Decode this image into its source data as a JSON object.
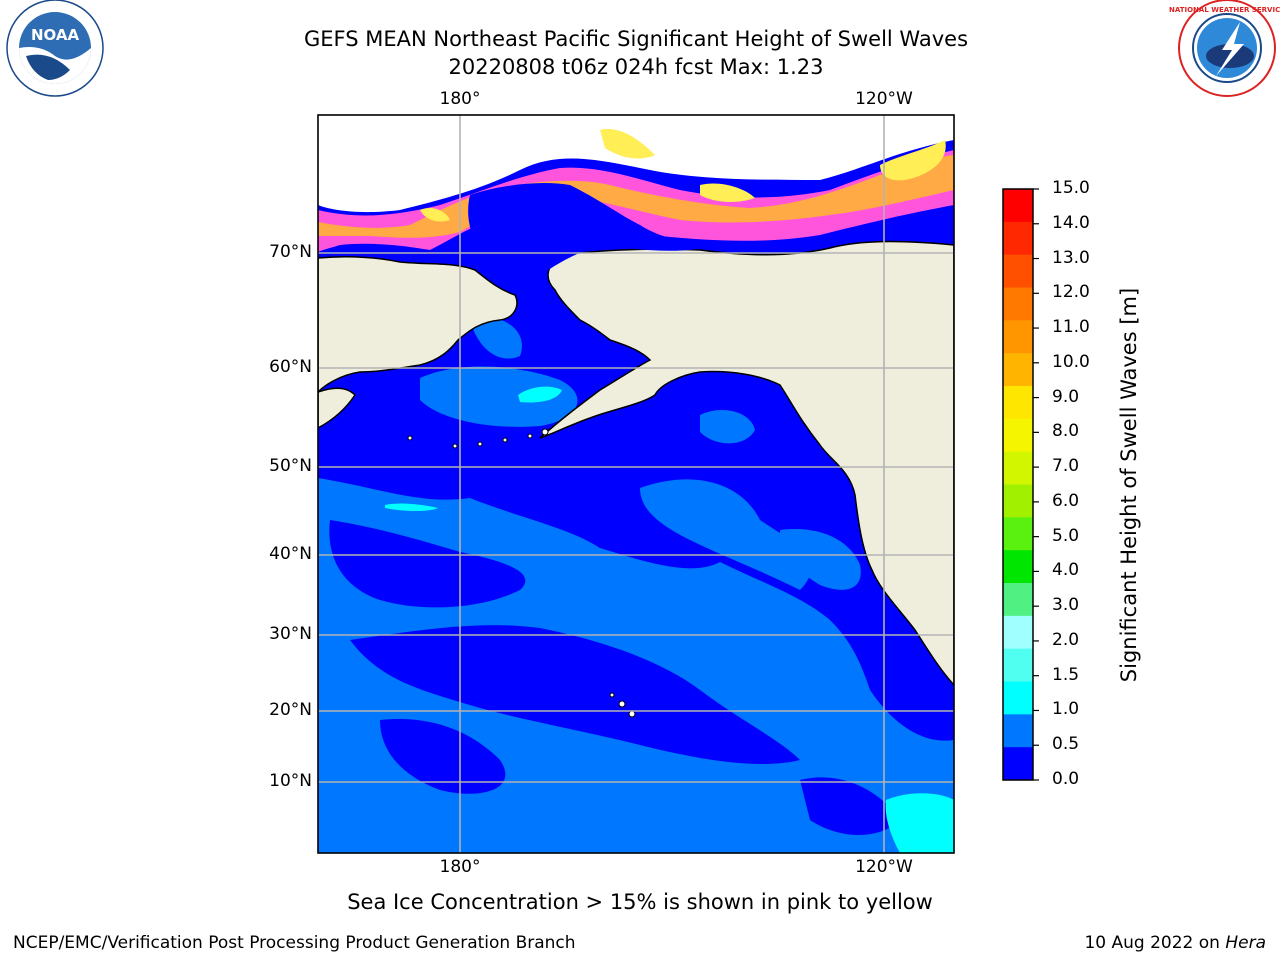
{
  "header": {
    "title_line1": "GEFS MEAN Northeast Pacific Significant Height of Swell Waves",
    "title_line2": "20220808 t06z 024h fcst   Max: 1.23"
  },
  "map": {
    "lon_labels_top": [
      "180°",
      "120°W"
    ],
    "lon_labels_bottom": [
      "180°",
      "120°W"
    ],
    "lat_labels": [
      "70°N",
      "60°N",
      "50°N",
      "40°N",
      "30°N",
      "20°N",
      "10°N"
    ],
    "colors": {
      "land": "#efeedd",
      "ocean_low": "#0000ff",
      "ocean_mid": "#0077ff",
      "ocean_high": "#00ffff",
      "ice_pink": "#ff55dd",
      "ice_orange": "#ffaa44",
      "ice_yellow": "#ffee55"
    }
  },
  "colorbar": {
    "ticks": [
      "15.0",
      "14.0",
      "13.0",
      "12.0",
      "11.0",
      "10.0",
      "9.0",
      "8.0",
      "7.0",
      "6.0",
      "5.0",
      "4.0",
      "3.0",
      "2.0",
      "1.5",
      "1.0",
      "0.5",
      "0.0"
    ],
    "colors_top_to_bottom": [
      "#ff0000",
      "#ff2800",
      "#ff5000",
      "#ff7800",
      "#ff9600",
      "#ffb400",
      "#ffe600",
      "#f5f500",
      "#d2f500",
      "#a0f000",
      "#5af00f",
      "#00e600",
      "#50f082",
      "#a0ffff",
      "#50fff0",
      "#00ffff",
      "#0077ff",
      "#0000ff"
    ],
    "label": "Significant Height of Swell Waves [m]"
  },
  "footer": {
    "note": "Sea Ice Concentration > 15% is shown in pink to yellow",
    "left": "NCEP/EMC/Verification Post Processing Product Generation Branch",
    "right_prefix": "10 Aug 2022 on ",
    "right_host": "Hera"
  },
  "logos": {
    "noaa_text": "NOAA",
    "nws_text": "NATIONAL WEATHER SERVICE"
  }
}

+---+

◆ **Directive**
Only lines with "Waves" are wanted here; list each of them.

◆ **Correct output**
    "title_line1": "GEFS MEAN Northeast Pacific Significant Height of Swell Waves",
    "label": "Significant Height of Swell Waves [m]"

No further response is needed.